What this task involves: Your task is to give the listing below back word for word, pictures excluded.

┄┄┄┄┄┄

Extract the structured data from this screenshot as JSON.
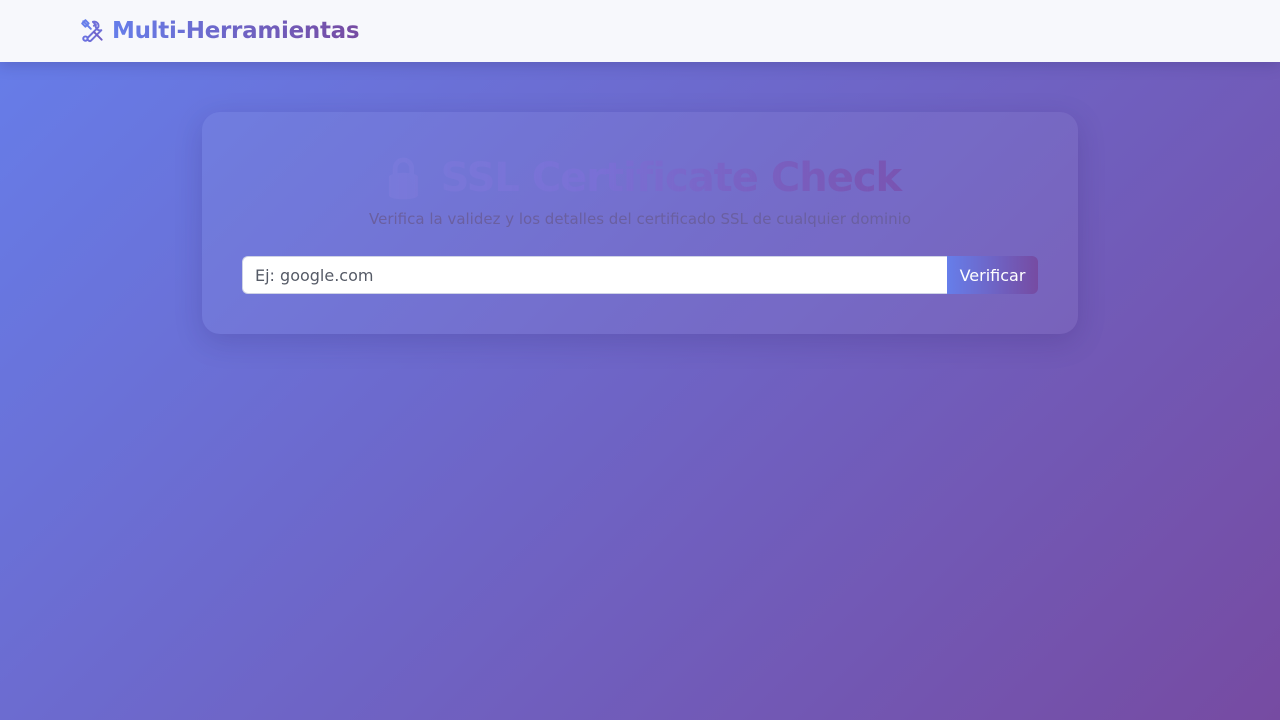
{
  "navbar": {
    "brand_text": "Multi-Herramientas",
    "brand_icon": "tools-icon"
  },
  "card": {
    "title": "🔒 SSL Certificate Check",
    "subtitle": "Verifica la validez y los detalles del certificado SSL de cualquier dominio",
    "search": {
      "placeholder": "Ej: google.com",
      "value": ""
    },
    "button_label": "Verificar"
  },
  "colors": {
    "gradient_start": "#667eea",
    "gradient_end": "#764ba2",
    "navbar_bg": "#f7f8fc"
  }
}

┄┄┄┄┄┄

Final result:
Extract the structured data from this screenshot as JSON.
{
  "navbar": {
    "brand_text": "Multi-Herramientas",
    "brand_icon": "tools-icon"
  },
  "card": {
    "title": "🔒 SSL Certificate Check",
    "subtitle": "Verifica la validez y los detalles del certificado SSL de cualquier dominio",
    "search": {
      "placeholder": "Ej: google.com",
      "value": ""
    },
    "button_label": "Verificar"
  },
  "colors": {
    "gradient_start": "#667eea",
    "gradient_end": "#764ba2",
    "navbar_bg": "#f7f8fc"
  }
}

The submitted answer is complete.